Records provided:

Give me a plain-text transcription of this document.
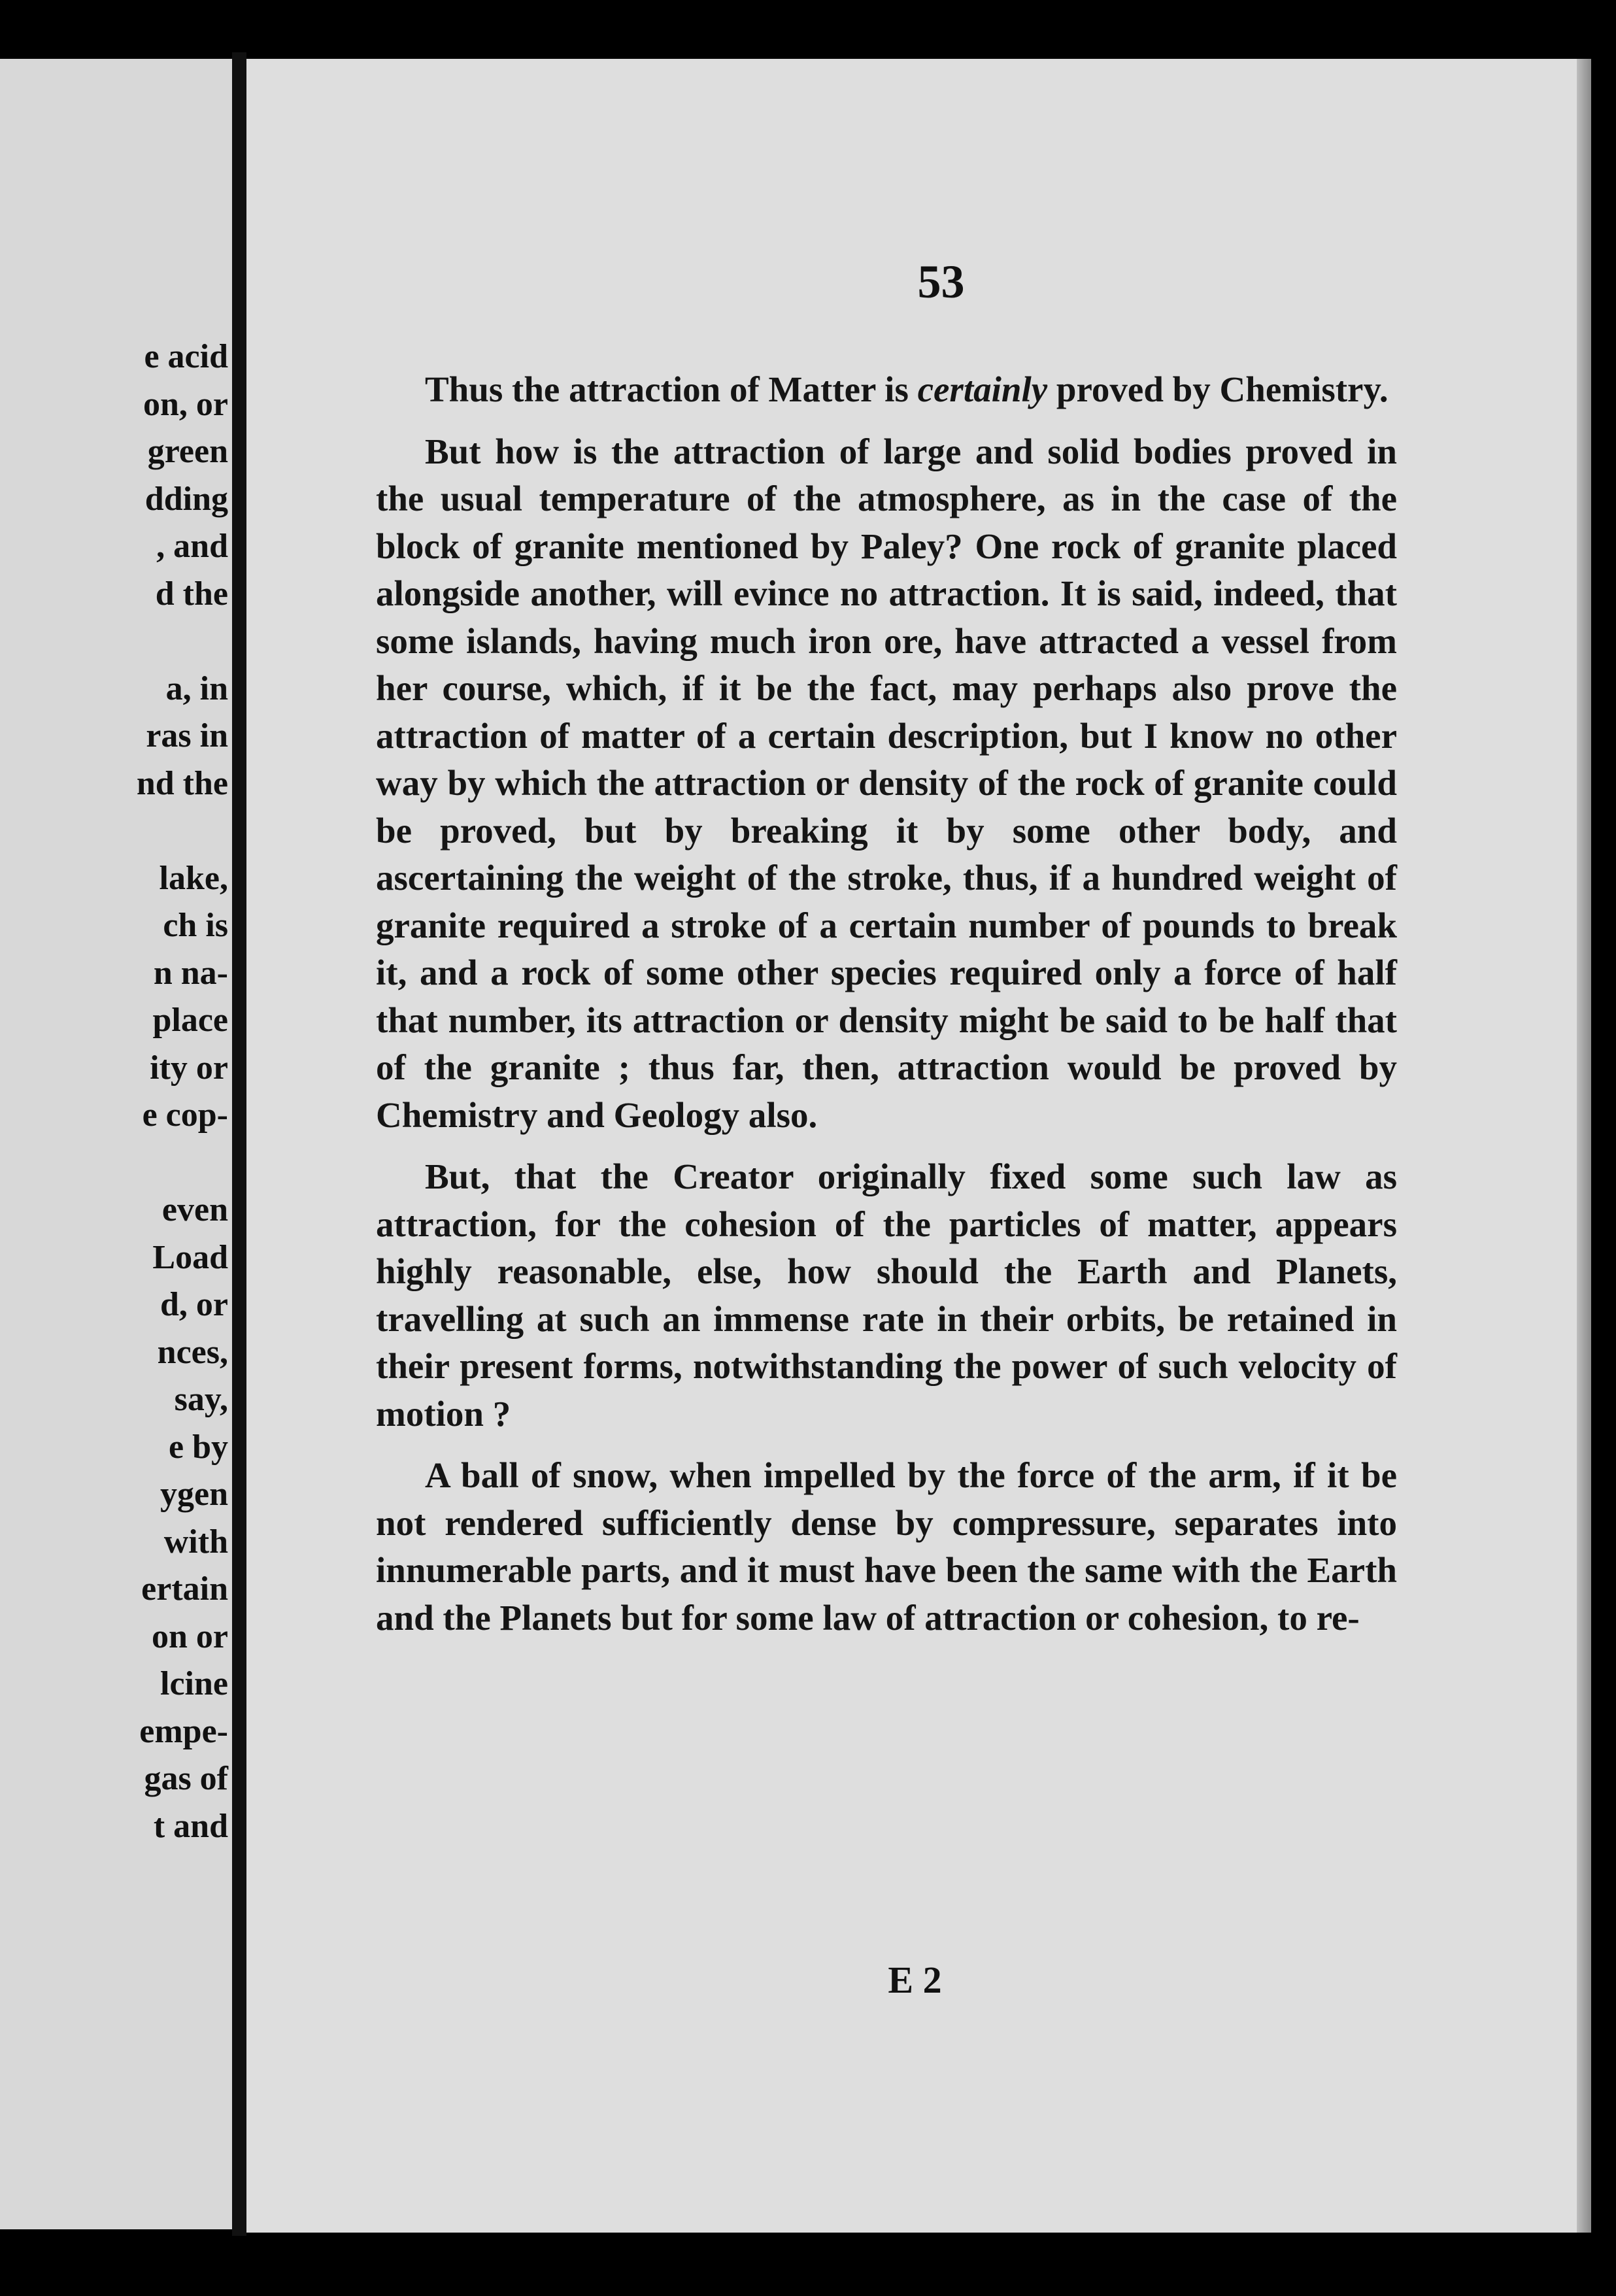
e acid
on, or
green
dding
, and
d the
a, in
ras in
nd the
lake,
ch is
n na-
place
ity or
e cop-
even
Load
d, or
nces,
say,
e by
ygen
with
ertain
on or
lcine
empe-
gas of
t and
53

Thus the attraction of Matter is certainly proved by Chemistry.

But how is the attraction of large and solid bodies proved in the usual temperature of the atmosphere, as in the case of the block of granite mentioned by Paley? One rock of granite placed alongside another, will evince no attraction. It is said, indeed, that some islands, having much iron ore, have attracted a vessel from her course, which, if it be the fact, may perhaps also prove the attraction of matter of a certain description, but I know no other way by which the attraction or density of the rock of granite could be proved, but by breaking it by some other body, and ascertaining the weight of the stroke, thus, if a hundred weight of granite required a stroke of a certain number of pounds to break it, and a rock of some other species required only a force of half that number, its attraction or density might be said to be half that of the granite ; thus far, then, attraction would be proved by Chemistry and Geology also.

But, that the Creator originally fixed some such law as attraction, for the cohesion of the particles of matter, appears highly reasonable, else, how should the Earth and Planets, travelling at such an immense rate in their orbits, be retained in their present forms, notwithstanding the power of such velocity of motion ?

A ball of snow, when impelled by the force of the arm, if it be not rendered sufficiently dense by compressure, separates into innumerable parts, and it must have been the same with the Earth and the Planets but for some law of attraction or cohesion, to re-

E 2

Work instructions:
All lines above with "cohesion" in them should be returned.

Reply:
But, that the Creator originally fixed some such law as attraction, for the cohesion of the particles of matter, appears highly reasonable, else, how should the Earth and Planets, travelling at such an immense rate in their orbits, be retained in their present forms, notwithstanding the power of such velocity of motion ?
A ball of snow, when impelled by the force of the arm, if it be not rendered sufficiently dense by compressure, separates into innumerable parts, and it must have been the same with the Earth and the Planets but for some law of attraction or cohesion, to re-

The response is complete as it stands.